◆ **EXERCISE BRIEF**:
Extract the records in full, leaving every picture out.

################

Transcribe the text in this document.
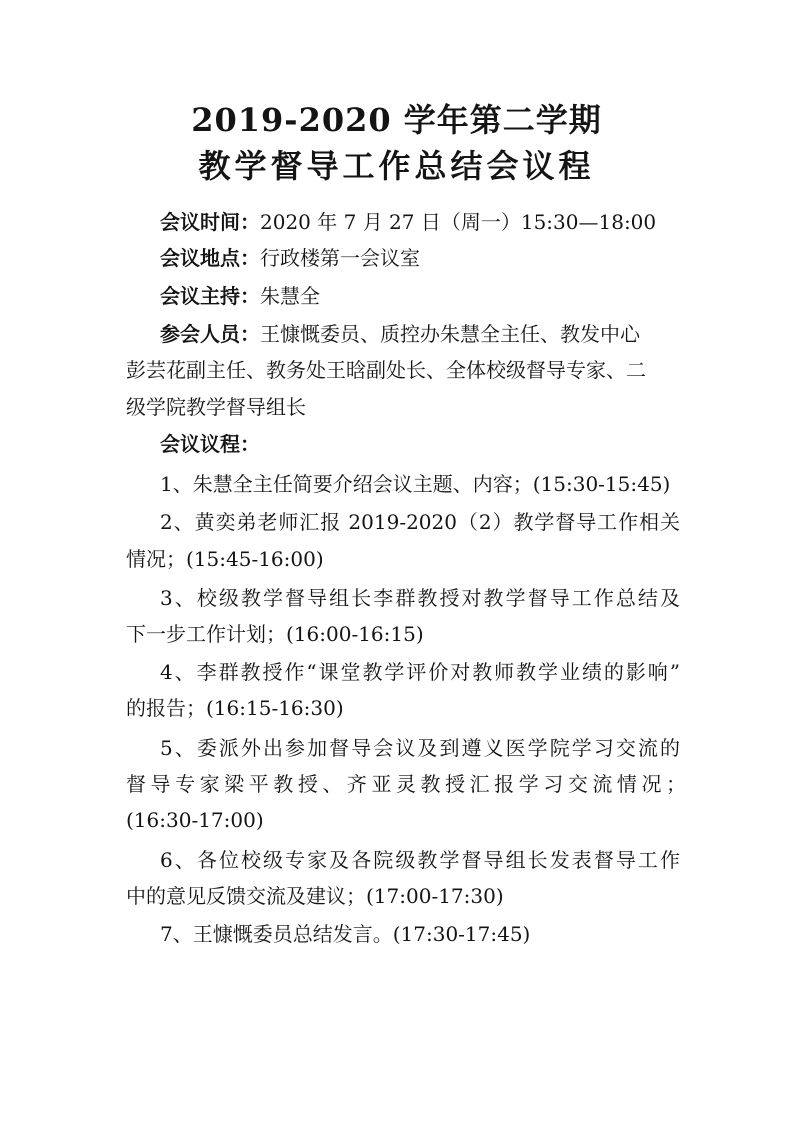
2019-2020 学年第二学期
教学督导工作总结会议程
会议时间：2020 年 7 月 27 日（周一）15:30—18:00
会议地点：行政楼第一会议室
会议主持：朱慧全
参会人员：王慷慨委员、质控办朱慧全主任、教发中心
彭芸花副主任、教务处王晗副处长、全体校级督导专家、二
级学院教学督导组长
会议议程：
1、朱慧全主任简要介绍会议主题、内容；(15:30-15:45)
2、黄奕弟老师汇报 2019-2020（2）教学督导工作相关
情况；(15:45-16:00)
3、校级教学督导组长李群教授对教学督导工作总结及
下一步工作计划；(16:00-16:15)
4、李群教授作“课堂教学评价对教师教学业绩的影响”
的报告；(16:15-16:30)
5、委派外出参加督导会议及到遵义医学院学习交流的
督导专家梁平教授、齐亚灵教授汇报学习交流情况；
(16:30-17:00)
6、各位校级专家及各院级教学督导组长发表督导工作
中的意见反馈交流及建议；(17:00-17:30)
7、王慷慨委员总结发言。(17:30-17:45)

################

◆ **RESULT OF THE EXERCISE**:
Transcribe the text in this document.
2019-2020 学年第二学期
教学督导工作总结会议程
会议时间：2020 年 7 月 27 日（周一）15:30—18:00
会议地点：行政楼第一会议室
会议主持：朱慧全
参会人员：王慷慨委员、质控办朱慧全主任、教发中心
彭芸花副主任、教务处王晗副处长、全体校级督导专家、二
级学院教学督导组长
会议议程：
1、朱慧全主任简要介绍会议主题、内容；(15:30-15:45)
2、黄奕弟老师汇报 2019-2020（2）教学督导工作相关
情况；(15:45-16:00)
3、校级教学督导组长李群教授对教学督导工作总结及
下一步工作计划；(16:00-16:15)
4、李群教授作“课堂教学评价对教师教学业绩的影响”
的报告；(16:15-16:30)
5、委派外出参加督导会议及到遵义医学院学习交流的
督导专家梁平教授、齐亚灵教授汇报学习交流情况；
(16:30-17:00)
6、各位校级专家及各院级教学督导组长发表督导工作
中的意见反馈交流及建议；(17:00-17:30)
7、王慷慨委员总结发言。(17:30-17:45)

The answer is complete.